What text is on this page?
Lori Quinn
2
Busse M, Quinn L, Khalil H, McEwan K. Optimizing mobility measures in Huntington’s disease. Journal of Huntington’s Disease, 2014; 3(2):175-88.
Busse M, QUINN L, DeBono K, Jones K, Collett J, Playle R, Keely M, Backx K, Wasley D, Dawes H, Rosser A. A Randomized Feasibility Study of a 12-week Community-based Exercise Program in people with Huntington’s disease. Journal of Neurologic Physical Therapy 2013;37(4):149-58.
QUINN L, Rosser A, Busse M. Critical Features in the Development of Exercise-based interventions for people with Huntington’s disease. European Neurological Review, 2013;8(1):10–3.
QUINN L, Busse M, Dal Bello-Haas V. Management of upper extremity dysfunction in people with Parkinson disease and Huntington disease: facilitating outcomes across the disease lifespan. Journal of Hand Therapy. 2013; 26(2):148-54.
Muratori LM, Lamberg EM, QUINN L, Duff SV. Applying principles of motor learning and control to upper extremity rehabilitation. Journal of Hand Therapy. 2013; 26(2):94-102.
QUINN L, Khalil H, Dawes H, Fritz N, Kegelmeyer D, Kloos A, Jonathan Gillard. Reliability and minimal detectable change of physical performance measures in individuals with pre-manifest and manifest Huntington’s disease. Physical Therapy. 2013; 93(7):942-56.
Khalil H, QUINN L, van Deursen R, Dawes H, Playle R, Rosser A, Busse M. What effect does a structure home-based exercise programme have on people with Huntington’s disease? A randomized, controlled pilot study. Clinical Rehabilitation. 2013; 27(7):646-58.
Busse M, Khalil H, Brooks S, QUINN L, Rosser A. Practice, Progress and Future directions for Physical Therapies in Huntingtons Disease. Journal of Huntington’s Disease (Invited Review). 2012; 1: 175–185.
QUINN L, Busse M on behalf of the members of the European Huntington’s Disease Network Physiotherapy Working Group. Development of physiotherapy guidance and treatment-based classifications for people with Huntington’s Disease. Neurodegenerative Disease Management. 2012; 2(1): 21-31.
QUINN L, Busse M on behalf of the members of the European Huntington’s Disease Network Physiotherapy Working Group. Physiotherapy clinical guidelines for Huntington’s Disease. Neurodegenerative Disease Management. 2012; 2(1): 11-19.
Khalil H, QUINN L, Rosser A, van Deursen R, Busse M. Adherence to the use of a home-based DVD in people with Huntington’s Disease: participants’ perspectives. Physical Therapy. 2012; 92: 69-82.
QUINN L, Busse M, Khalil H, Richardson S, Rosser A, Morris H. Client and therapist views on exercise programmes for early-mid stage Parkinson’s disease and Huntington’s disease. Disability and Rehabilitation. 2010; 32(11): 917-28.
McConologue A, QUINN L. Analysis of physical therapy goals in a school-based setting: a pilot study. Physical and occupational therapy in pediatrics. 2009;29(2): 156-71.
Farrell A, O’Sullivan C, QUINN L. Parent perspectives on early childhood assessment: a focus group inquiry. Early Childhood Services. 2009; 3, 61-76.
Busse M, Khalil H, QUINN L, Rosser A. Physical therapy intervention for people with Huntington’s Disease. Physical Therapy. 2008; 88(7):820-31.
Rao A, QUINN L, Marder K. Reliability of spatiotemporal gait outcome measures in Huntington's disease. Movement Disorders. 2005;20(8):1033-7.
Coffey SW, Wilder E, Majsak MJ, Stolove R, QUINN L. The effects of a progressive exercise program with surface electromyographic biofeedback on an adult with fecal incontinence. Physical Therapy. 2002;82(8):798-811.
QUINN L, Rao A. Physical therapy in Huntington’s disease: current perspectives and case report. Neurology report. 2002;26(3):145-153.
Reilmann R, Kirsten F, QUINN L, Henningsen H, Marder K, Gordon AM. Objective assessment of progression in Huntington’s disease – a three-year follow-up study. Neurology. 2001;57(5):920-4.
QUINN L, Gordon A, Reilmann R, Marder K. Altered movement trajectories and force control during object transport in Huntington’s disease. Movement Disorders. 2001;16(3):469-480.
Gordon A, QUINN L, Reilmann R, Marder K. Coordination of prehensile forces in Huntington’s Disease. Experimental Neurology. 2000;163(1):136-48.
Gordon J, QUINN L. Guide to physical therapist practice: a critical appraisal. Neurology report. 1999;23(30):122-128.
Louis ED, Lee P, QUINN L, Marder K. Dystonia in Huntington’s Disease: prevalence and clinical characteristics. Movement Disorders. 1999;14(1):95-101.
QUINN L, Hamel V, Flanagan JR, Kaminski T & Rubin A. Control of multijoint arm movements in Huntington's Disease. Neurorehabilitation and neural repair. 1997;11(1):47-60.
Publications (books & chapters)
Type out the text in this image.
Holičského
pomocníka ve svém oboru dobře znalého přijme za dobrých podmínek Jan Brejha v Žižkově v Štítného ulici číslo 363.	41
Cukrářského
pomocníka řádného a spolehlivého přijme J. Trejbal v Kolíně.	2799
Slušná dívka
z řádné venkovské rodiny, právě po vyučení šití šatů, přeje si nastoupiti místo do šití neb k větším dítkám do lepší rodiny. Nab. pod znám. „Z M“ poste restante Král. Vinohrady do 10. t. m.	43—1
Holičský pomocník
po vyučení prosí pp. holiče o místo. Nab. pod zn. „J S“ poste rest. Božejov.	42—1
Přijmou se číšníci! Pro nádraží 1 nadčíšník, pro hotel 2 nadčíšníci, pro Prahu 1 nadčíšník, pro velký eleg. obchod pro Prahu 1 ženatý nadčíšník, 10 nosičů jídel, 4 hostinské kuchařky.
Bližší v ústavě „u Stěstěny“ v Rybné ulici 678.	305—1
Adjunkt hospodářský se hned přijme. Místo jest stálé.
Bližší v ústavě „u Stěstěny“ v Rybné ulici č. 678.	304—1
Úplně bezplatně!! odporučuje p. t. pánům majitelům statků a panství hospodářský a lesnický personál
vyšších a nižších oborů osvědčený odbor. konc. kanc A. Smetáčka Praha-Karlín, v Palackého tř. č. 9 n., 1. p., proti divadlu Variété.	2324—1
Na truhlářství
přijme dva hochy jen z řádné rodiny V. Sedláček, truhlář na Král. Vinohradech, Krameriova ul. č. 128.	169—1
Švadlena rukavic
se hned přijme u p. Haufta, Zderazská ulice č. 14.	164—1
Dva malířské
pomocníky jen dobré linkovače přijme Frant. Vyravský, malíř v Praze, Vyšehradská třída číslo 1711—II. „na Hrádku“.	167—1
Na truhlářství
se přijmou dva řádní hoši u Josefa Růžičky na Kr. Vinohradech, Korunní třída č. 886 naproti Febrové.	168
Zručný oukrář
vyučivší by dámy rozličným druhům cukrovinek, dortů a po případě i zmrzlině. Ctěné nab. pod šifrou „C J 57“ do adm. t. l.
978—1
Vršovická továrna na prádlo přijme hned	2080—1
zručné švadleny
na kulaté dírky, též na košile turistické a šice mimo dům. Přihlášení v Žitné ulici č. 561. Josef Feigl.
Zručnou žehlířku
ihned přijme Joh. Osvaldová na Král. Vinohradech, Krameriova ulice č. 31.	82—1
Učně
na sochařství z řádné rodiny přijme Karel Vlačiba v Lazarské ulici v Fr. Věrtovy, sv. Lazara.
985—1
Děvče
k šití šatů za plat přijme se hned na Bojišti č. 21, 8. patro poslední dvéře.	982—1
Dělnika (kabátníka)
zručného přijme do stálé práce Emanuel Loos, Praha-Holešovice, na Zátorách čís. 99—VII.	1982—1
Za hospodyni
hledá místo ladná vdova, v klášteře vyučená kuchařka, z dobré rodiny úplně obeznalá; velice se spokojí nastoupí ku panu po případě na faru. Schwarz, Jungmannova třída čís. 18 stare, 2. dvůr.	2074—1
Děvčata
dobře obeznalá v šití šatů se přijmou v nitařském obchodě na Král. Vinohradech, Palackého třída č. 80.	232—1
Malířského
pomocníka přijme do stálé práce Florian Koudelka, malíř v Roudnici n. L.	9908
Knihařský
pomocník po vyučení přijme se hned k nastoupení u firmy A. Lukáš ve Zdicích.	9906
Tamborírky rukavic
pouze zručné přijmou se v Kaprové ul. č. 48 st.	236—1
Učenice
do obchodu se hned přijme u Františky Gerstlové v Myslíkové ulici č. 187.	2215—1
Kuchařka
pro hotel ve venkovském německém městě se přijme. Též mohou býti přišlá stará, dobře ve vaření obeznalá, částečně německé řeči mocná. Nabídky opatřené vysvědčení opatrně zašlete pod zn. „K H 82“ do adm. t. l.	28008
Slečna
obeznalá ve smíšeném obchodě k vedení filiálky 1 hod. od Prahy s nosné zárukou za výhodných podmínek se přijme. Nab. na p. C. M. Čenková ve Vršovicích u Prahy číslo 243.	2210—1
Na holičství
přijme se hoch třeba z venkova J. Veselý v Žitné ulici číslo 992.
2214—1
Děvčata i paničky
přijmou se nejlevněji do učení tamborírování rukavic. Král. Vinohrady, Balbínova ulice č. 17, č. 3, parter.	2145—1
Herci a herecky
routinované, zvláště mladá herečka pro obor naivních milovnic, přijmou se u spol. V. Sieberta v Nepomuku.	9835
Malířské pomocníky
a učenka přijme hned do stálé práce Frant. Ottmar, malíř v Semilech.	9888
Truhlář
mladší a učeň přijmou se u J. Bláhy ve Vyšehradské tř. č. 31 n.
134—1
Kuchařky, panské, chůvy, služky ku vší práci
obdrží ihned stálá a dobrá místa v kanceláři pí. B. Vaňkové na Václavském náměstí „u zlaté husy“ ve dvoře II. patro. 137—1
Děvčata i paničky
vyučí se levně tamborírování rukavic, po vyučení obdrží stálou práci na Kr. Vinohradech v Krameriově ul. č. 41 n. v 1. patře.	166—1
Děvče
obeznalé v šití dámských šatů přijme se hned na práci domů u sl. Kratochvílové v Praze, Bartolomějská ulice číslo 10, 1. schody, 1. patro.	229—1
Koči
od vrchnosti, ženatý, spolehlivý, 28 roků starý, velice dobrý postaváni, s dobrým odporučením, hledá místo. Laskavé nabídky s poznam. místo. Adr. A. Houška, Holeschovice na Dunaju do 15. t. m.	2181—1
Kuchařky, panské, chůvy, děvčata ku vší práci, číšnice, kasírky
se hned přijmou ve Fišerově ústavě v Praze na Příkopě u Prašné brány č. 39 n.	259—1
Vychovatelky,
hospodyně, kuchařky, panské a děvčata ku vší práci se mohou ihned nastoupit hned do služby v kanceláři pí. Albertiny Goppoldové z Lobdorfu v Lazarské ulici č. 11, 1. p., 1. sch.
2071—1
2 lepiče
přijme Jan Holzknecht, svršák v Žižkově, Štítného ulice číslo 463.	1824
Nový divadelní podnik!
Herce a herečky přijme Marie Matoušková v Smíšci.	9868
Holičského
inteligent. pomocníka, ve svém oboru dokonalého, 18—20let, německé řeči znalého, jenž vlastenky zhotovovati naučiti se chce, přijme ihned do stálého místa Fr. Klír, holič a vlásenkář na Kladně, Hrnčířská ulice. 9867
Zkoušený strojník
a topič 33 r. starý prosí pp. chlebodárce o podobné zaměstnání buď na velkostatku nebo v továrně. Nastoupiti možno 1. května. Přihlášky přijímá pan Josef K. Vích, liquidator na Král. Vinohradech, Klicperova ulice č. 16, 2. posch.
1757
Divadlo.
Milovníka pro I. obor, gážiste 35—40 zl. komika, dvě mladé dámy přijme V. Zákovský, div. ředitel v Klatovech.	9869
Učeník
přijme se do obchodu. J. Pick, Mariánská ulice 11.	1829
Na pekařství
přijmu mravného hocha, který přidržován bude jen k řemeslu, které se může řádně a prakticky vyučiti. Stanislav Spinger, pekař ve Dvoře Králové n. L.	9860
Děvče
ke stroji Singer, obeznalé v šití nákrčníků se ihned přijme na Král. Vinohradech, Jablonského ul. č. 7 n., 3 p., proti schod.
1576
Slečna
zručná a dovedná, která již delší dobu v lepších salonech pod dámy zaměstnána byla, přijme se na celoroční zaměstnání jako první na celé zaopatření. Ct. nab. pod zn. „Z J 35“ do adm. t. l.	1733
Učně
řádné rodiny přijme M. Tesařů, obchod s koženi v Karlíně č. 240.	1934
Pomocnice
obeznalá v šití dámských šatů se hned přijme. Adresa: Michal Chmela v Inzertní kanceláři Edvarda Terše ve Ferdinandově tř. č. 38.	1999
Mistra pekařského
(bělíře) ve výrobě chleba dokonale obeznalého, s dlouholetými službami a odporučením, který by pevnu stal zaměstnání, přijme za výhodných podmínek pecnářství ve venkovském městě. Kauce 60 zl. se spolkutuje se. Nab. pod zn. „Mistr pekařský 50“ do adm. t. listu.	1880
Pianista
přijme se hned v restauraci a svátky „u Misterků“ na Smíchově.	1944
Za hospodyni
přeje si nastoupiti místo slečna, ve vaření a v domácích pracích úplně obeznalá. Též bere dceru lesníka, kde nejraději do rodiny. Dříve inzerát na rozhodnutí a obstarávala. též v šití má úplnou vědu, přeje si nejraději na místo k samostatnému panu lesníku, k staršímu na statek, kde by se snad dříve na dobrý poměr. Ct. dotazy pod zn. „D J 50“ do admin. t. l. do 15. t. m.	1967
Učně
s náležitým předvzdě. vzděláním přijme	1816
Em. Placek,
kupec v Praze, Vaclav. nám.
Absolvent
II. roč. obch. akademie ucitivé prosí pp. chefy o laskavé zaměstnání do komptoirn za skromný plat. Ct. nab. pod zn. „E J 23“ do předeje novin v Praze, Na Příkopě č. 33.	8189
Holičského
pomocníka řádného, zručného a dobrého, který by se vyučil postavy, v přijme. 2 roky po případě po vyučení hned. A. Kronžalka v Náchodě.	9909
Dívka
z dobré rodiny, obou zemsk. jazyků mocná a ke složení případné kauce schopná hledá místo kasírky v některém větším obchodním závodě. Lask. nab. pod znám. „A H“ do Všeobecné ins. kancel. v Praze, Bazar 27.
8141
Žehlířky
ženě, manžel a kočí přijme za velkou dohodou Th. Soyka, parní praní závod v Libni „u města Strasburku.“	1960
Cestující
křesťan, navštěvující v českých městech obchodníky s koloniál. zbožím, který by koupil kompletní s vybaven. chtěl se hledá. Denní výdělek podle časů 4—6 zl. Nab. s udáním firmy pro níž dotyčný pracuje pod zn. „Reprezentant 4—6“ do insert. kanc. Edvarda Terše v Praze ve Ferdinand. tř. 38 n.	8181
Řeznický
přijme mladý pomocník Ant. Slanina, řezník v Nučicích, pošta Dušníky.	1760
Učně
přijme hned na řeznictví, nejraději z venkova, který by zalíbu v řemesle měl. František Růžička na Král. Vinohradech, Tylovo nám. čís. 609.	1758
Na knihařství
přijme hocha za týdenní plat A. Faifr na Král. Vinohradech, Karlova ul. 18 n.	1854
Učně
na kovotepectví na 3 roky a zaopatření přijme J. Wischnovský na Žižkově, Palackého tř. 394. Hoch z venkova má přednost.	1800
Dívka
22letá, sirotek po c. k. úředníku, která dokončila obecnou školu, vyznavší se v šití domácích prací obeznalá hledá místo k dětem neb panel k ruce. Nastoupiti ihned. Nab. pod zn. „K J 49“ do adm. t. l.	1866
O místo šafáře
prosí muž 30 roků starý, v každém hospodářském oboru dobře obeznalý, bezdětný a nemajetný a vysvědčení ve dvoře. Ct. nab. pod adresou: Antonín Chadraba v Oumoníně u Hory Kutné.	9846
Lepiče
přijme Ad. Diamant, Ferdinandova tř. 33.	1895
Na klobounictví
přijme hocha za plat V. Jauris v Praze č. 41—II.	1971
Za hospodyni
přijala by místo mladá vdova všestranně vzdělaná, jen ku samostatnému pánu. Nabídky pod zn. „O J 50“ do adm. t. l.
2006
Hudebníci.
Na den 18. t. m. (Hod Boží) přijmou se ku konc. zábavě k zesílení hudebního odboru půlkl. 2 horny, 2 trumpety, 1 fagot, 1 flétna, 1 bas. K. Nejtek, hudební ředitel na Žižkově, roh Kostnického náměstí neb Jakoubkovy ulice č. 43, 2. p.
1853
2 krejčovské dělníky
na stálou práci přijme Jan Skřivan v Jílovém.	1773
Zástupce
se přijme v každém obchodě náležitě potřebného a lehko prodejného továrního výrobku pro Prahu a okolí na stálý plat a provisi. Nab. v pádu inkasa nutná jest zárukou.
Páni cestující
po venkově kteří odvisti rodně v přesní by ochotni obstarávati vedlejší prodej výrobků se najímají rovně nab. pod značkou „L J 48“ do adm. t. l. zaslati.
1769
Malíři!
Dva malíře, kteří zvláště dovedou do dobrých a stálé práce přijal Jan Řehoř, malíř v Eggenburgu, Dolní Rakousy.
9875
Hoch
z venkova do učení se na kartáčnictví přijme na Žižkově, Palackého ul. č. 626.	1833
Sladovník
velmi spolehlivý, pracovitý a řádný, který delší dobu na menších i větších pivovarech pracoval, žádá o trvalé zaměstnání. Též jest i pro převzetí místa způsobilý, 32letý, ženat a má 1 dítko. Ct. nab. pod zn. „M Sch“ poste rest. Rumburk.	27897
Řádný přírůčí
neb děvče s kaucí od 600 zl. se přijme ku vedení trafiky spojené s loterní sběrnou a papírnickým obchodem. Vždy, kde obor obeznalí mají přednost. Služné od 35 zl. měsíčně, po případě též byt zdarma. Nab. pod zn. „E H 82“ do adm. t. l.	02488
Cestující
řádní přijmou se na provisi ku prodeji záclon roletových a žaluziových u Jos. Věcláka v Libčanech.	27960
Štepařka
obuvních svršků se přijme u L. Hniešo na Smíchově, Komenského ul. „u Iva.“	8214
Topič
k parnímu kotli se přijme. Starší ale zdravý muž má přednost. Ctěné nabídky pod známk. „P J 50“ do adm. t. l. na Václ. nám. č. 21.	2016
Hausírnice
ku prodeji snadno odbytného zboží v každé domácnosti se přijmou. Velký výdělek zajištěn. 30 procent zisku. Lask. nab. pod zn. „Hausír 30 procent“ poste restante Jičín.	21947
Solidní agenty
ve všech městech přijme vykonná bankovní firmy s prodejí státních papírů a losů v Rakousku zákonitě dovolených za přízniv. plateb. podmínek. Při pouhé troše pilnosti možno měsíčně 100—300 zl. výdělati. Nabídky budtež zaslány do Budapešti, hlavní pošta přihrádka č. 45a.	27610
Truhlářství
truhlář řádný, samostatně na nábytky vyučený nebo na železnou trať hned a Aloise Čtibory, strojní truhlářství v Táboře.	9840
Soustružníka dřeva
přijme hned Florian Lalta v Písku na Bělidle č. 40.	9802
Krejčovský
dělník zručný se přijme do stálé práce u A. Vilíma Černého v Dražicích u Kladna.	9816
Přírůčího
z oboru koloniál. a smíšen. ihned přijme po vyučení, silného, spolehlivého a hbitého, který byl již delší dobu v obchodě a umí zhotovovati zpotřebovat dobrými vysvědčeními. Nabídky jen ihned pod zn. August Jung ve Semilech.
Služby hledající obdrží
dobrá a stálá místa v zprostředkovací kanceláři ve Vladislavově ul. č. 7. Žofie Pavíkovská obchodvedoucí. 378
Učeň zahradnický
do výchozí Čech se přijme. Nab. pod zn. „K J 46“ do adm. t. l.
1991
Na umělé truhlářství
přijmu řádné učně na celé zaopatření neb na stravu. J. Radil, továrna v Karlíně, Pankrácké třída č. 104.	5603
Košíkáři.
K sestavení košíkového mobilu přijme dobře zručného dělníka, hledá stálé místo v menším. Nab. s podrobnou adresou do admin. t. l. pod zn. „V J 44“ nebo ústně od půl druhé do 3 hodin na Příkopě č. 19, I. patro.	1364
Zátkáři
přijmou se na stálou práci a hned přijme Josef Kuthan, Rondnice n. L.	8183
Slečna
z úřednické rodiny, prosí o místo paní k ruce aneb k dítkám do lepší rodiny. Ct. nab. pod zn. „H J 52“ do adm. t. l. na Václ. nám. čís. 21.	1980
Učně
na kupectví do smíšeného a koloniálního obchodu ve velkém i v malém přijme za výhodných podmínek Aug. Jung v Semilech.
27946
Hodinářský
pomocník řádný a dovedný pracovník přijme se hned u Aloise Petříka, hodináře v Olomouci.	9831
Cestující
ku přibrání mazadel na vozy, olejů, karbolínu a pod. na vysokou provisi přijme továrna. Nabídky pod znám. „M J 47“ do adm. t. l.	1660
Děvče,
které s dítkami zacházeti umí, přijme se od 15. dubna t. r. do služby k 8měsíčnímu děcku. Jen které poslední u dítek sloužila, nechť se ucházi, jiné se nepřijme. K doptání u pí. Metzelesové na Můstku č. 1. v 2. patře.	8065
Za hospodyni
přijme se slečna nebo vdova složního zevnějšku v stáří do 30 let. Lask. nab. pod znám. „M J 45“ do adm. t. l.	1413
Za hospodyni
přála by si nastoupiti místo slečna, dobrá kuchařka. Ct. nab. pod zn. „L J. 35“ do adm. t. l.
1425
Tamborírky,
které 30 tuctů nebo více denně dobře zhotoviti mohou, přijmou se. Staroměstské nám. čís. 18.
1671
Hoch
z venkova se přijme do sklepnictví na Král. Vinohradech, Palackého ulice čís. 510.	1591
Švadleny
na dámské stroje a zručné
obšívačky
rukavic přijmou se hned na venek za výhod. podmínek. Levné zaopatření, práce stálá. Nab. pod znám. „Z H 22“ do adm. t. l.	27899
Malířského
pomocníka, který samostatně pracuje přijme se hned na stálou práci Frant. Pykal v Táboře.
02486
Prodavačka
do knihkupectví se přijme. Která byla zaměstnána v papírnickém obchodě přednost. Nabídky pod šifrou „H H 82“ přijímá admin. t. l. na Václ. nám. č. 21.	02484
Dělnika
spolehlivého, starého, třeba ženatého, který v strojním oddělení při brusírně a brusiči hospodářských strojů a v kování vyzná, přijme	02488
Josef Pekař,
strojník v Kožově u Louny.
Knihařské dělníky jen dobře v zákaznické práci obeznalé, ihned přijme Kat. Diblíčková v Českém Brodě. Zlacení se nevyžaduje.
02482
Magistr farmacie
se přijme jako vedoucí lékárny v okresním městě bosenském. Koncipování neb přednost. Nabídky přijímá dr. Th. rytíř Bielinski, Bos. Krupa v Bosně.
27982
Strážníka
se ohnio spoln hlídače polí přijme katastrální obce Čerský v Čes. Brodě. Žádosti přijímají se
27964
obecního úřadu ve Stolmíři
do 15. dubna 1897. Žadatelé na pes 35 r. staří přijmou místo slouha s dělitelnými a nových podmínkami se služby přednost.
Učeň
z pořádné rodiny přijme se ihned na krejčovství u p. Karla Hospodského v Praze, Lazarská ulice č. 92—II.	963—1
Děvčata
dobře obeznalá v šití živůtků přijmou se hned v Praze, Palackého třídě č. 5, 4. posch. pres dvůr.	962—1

Goal:
Search the data for the string "mladá" and copy each line where it appears.

Complete response:
routinované, zvláště mladá herečka pro obor naivních milovnic, přijmou se u spol. V. Sieberta v Nepomuku.	9835
přijala by místo mladá vdova všestranně vzdělaná, jen ku samostatnému pánu. Nabídky pod zn. „O J 50“ do adm. t. l.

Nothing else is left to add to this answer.